(Dataset items)
◇ ◇ ◇ ◇ ◇ ◇ ◇
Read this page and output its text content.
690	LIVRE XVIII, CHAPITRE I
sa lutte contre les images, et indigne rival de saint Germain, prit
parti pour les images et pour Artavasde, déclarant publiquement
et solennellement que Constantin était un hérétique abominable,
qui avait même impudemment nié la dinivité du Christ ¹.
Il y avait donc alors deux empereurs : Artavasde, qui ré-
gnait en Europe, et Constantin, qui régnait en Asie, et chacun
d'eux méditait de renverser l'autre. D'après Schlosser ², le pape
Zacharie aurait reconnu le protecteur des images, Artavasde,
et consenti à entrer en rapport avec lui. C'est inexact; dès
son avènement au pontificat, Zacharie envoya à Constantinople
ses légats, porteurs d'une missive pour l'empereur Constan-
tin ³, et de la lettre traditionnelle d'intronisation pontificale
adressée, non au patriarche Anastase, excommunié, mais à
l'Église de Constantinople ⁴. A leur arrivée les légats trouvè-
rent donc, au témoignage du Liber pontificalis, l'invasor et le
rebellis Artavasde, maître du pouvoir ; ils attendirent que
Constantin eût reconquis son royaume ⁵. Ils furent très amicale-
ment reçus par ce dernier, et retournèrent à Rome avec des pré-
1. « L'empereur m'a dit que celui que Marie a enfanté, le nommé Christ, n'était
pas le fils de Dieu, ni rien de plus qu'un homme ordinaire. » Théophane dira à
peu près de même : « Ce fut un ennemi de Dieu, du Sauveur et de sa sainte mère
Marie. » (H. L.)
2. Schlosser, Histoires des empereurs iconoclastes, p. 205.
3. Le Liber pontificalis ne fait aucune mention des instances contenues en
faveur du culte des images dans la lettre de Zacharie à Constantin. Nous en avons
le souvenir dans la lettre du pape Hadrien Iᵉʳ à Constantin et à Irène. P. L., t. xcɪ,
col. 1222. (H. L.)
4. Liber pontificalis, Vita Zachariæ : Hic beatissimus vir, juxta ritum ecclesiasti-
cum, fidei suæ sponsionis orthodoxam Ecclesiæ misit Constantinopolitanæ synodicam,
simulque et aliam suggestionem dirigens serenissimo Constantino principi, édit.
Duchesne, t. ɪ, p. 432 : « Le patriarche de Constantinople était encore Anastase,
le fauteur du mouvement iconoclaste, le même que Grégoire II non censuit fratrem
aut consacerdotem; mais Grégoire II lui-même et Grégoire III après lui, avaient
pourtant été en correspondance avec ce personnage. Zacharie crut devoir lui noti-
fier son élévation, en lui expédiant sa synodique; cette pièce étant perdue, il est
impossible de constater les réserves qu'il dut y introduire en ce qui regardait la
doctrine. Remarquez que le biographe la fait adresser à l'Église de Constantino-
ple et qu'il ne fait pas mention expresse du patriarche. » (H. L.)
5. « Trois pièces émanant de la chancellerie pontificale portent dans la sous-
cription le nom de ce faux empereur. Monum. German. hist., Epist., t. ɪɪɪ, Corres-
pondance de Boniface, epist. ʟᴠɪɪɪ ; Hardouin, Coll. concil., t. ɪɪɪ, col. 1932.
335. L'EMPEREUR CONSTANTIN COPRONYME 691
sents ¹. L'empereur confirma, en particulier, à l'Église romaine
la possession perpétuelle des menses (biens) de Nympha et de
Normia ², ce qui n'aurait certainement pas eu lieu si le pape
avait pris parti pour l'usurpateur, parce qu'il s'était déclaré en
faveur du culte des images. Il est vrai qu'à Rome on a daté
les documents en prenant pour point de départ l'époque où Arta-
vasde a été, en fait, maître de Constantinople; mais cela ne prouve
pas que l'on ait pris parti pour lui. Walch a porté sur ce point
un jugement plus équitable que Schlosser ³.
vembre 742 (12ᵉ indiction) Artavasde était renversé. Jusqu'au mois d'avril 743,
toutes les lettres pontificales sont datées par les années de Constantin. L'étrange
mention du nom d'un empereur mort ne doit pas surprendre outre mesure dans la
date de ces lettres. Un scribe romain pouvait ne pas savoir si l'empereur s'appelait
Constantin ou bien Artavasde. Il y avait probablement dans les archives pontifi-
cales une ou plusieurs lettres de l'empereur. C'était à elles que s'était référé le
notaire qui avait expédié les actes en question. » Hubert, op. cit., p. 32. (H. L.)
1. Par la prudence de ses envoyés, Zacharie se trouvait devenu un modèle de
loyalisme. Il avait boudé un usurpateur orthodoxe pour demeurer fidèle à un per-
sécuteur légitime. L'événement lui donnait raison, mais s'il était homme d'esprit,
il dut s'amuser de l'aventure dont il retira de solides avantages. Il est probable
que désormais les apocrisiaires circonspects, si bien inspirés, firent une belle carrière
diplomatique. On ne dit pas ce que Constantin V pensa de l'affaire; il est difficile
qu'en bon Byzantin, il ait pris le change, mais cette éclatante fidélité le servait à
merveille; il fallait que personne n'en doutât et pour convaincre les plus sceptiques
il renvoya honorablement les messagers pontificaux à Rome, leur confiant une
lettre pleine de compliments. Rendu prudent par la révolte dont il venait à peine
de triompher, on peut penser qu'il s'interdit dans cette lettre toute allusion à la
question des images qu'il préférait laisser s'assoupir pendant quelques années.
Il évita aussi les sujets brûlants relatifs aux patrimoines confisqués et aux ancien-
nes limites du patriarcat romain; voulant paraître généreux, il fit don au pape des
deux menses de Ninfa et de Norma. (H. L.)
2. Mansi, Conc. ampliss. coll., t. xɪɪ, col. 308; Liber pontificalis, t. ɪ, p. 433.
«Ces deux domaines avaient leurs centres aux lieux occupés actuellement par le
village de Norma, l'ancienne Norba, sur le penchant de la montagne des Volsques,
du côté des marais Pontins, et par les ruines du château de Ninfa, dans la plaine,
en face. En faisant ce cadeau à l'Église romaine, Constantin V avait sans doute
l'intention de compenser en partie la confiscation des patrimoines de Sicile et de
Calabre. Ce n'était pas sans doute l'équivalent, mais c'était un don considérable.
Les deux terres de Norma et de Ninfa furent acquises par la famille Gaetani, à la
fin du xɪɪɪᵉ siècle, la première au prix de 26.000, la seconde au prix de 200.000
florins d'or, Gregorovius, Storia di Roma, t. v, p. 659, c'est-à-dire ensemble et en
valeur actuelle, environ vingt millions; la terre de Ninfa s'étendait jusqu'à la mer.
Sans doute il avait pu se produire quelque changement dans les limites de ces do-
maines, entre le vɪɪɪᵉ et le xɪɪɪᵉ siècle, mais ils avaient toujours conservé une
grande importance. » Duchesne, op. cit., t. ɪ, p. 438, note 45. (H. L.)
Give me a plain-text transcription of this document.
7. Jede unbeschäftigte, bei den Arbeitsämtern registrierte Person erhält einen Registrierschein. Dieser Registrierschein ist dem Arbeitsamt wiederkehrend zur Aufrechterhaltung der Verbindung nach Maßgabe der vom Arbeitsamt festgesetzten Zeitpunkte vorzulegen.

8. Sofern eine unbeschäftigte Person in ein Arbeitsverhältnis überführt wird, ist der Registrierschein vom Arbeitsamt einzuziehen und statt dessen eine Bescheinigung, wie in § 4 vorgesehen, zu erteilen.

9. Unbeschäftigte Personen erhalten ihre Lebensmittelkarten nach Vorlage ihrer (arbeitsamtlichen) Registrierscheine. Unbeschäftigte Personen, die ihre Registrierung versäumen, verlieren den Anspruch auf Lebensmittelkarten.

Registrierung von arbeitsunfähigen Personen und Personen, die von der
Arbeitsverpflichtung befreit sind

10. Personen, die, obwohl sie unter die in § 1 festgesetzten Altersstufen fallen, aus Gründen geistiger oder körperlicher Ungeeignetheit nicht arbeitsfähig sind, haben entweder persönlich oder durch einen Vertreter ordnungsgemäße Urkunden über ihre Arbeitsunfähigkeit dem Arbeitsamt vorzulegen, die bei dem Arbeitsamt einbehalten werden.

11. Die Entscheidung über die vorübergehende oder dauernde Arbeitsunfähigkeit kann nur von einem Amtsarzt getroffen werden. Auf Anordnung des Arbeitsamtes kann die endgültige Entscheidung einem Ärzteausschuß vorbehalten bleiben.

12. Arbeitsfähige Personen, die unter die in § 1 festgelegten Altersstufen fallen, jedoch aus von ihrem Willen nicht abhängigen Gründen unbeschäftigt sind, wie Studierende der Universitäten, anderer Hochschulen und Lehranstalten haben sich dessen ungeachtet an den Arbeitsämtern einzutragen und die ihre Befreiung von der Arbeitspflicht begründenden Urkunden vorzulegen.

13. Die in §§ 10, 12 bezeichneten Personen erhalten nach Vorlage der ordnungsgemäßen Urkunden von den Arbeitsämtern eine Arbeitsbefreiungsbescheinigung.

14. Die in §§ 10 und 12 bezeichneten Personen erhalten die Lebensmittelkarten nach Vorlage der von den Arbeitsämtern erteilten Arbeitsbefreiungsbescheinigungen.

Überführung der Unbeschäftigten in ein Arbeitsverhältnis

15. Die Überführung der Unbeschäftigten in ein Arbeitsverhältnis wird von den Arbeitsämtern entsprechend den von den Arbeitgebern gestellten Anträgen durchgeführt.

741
◇ ◇ ◇ ◇ ◇ ◇ ◇
Copy, from the material, each line that holds the string "Ninfa".

▸ Final answer:
deux menses de Ninfa et de Norma. (H. L.)
du côté des marais Pontins, et par les ruines du château de Ninfa, dans la plaine,
Les deux terres de Norma et de Ninfa furent acquises par la famille Gaetani, à la
valeur actuelle, environ vingt millions; la terre de Ninfa s'étendait jusqu'à la mer.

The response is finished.